[begin Material for the task]

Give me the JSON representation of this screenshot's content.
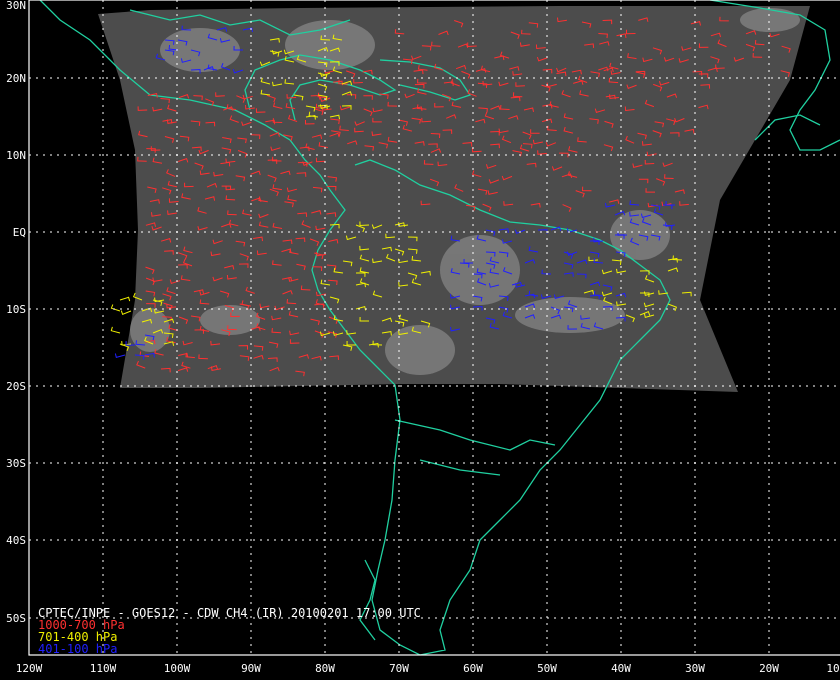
{
  "map": {
    "lat_labels": [
      "30N",
      "20N",
      "10N",
      "EQ",
      "10S",
      "20S",
      "30S",
      "40S",
      "50S"
    ],
    "lon_labels": [
      "120W",
      "110W",
      "100W",
      "90W",
      "80W",
      "70W",
      "60W",
      "50W",
      "40W",
      "30W",
      "20W",
      "10"
    ],
    "caption": "CPTEC/INPE - GOES12 - CDW CH4 (IR) 20100201 17:00 UTC",
    "legend": [
      {
        "label": "1000-700 hPa",
        "color": "#ff3030"
      },
      {
        "label": "701-400 hPa",
        "color": "#f0f000"
      },
      {
        "label": "401-100 hPa",
        "color": "#2020ff"
      }
    ],
    "colors": {
      "grid": "#ffffff",
      "coast": "#20d0a0",
      "background": "#000000",
      "image": "#5a5a5a"
    }
  }
}
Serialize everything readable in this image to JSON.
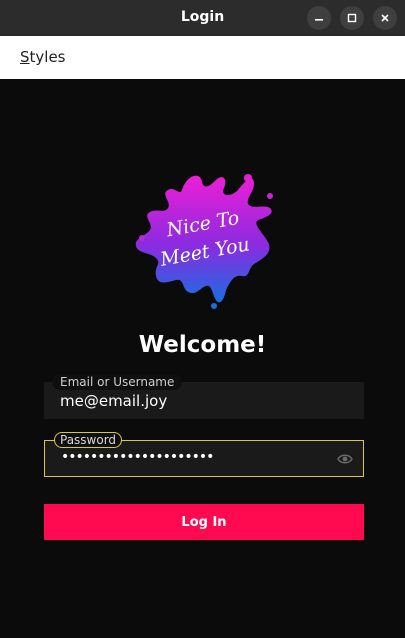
{
  "window": {
    "title": "Login",
    "controls": [
      "minimize-icon",
      "maximize-icon",
      "close-icon"
    ]
  },
  "menubar": {
    "items": [
      {
        "mnemonic": "S",
        "rest": "tyles"
      }
    ]
  },
  "logo": {
    "text_line1": "Nice To",
    "text_line2": "Meet You",
    "gradient": [
      "#e81ed8",
      "#1e6ee0"
    ]
  },
  "welcome": {
    "heading": "Welcome!"
  },
  "email": {
    "label": "Email or Username",
    "value": "me@email.joy"
  },
  "password": {
    "label": "Password",
    "masked_value": "•••••••••••••••••••••",
    "toggle_icon": "eye-icon"
  },
  "login": {
    "button_label": "Log In"
  },
  "colors": {
    "accent": "#ff0a50",
    "focus_border": "#d8c83a",
    "background": "#0b0b0b"
  }
}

[end Material for the task]

● **What is required**:
Of the lines above, how many include the word "icon"? Reply with the number only.

● **Response for this exercise**:
4